▶ **Requirement**: Please rewrite every entry below with "irating-value" renamed to "rating-value", leaving everything else unchanged.

>> Start

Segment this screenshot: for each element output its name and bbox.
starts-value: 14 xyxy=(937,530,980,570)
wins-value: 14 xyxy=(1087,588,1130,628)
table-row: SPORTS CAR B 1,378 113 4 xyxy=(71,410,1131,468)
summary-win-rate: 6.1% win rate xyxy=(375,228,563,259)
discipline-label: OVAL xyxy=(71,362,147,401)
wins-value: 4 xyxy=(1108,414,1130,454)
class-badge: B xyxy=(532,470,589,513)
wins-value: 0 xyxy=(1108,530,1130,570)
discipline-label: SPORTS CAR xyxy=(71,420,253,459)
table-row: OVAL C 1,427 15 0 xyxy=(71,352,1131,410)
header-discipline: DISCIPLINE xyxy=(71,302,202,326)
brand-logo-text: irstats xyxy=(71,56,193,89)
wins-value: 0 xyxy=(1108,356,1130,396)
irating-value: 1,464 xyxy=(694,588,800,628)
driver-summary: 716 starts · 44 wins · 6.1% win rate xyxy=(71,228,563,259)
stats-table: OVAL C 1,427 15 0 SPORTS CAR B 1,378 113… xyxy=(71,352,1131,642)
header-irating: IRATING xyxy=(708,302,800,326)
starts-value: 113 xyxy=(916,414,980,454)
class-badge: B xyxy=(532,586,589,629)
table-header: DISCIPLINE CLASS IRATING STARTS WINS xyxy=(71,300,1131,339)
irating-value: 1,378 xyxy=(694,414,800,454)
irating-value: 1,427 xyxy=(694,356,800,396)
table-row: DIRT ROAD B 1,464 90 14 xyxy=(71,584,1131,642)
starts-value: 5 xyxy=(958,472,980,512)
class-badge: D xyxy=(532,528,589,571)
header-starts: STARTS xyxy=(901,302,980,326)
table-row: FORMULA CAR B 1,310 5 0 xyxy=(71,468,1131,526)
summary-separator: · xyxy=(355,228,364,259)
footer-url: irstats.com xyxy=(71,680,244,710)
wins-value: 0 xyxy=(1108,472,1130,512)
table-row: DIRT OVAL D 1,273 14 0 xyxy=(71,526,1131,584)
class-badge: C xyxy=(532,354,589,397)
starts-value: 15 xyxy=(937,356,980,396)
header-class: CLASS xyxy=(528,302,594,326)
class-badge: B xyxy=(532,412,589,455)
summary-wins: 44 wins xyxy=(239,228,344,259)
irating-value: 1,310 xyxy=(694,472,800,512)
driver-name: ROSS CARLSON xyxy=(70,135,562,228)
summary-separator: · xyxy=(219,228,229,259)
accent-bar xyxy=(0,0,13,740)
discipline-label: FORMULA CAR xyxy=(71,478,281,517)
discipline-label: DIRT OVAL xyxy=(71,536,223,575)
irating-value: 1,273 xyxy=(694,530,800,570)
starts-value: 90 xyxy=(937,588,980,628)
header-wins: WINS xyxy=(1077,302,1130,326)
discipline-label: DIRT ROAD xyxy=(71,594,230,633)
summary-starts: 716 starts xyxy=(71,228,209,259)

>> End

▶ **Solved problem**:
Segment this screenshot: for each element output its name and bbox.
starts-value: 14 xyxy=(937,530,980,570)
wins-value: 14 xyxy=(1087,588,1130,628)
table-row: SPORTS CAR B 1,378 113 4 xyxy=(71,410,1131,468)
summary-win-rate: 6.1% win rate xyxy=(375,228,563,259)
discipline-label: OVAL xyxy=(71,362,147,401)
wins-value: 4 xyxy=(1108,414,1130,454)
class-badge: B xyxy=(532,470,589,513)
wins-value: 0 xyxy=(1108,530,1130,570)
discipline-label: SPORTS CAR xyxy=(71,420,253,459)
table-row: OVAL C 1,427 15 0 xyxy=(71,352,1131,410)
header-discipline: DISCIPLINE xyxy=(71,302,202,326)
brand-logo-text: irstats xyxy=(71,56,193,89)
wins-value: 0 xyxy=(1108,356,1130,396)
rating-value: 1,464 xyxy=(694,588,800,628)
driver-summary: 716 starts · 44 wins · 6.1% win rate xyxy=(71,228,563,259)
stats-table: OVAL C 1,427 15 0 SPORTS CAR B 1,378 113… xyxy=(71,352,1131,642)
header-irating: IRATING xyxy=(708,302,800,326)
starts-value: 113 xyxy=(916,414,980,454)
class-badge: B xyxy=(532,586,589,629)
table-header: DISCIPLINE CLASS IRATING STARTS WINS xyxy=(71,300,1131,339)
rating-value: 1,378 xyxy=(694,414,800,454)
rating-value: 1,427 xyxy=(694,356,800,396)
table-row: DIRT ROAD B 1,464 90 14 xyxy=(71,584,1131,642)
starts-value: 5 xyxy=(958,472,980,512)
class-badge: D xyxy=(532,528,589,571)
header-starts: STARTS xyxy=(901,302,980,326)
table-row: FORMULA CAR B 1,310 5 0 xyxy=(71,468,1131,526)
summary-separator: · xyxy=(355,228,364,259)
footer-url: irstats.com xyxy=(71,680,244,710)
wins-value: 0 xyxy=(1108,472,1130,512)
table-row: DIRT OVAL D 1,273 14 0 xyxy=(71,526,1131,584)
class-badge: C xyxy=(532,354,589,397)
starts-value: 15 xyxy=(937,356,980,396)
header-class: CLASS xyxy=(528,302,594,326)
class-badge: B xyxy=(532,412,589,455)
summary-wins: 44 wins xyxy=(239,228,344,259)
rating-value: 1,310 xyxy=(694,472,800,512)
driver-name: ROSS CARLSON xyxy=(70,135,562,228)
summary-separator: · xyxy=(219,228,229,259)
accent-bar xyxy=(0,0,13,740)
discipline-label: FORMULA CAR xyxy=(71,478,281,517)
discipline-label: DIRT OVAL xyxy=(71,536,223,575)
rating-value: 1,273 xyxy=(694,530,800,570)
starts-value: 90 xyxy=(937,588,980,628)
header-wins: WINS xyxy=(1077,302,1130,326)
discipline-label: DIRT ROAD xyxy=(71,594,230,633)
summary-starts: 716 starts xyxy=(71,228,209,259)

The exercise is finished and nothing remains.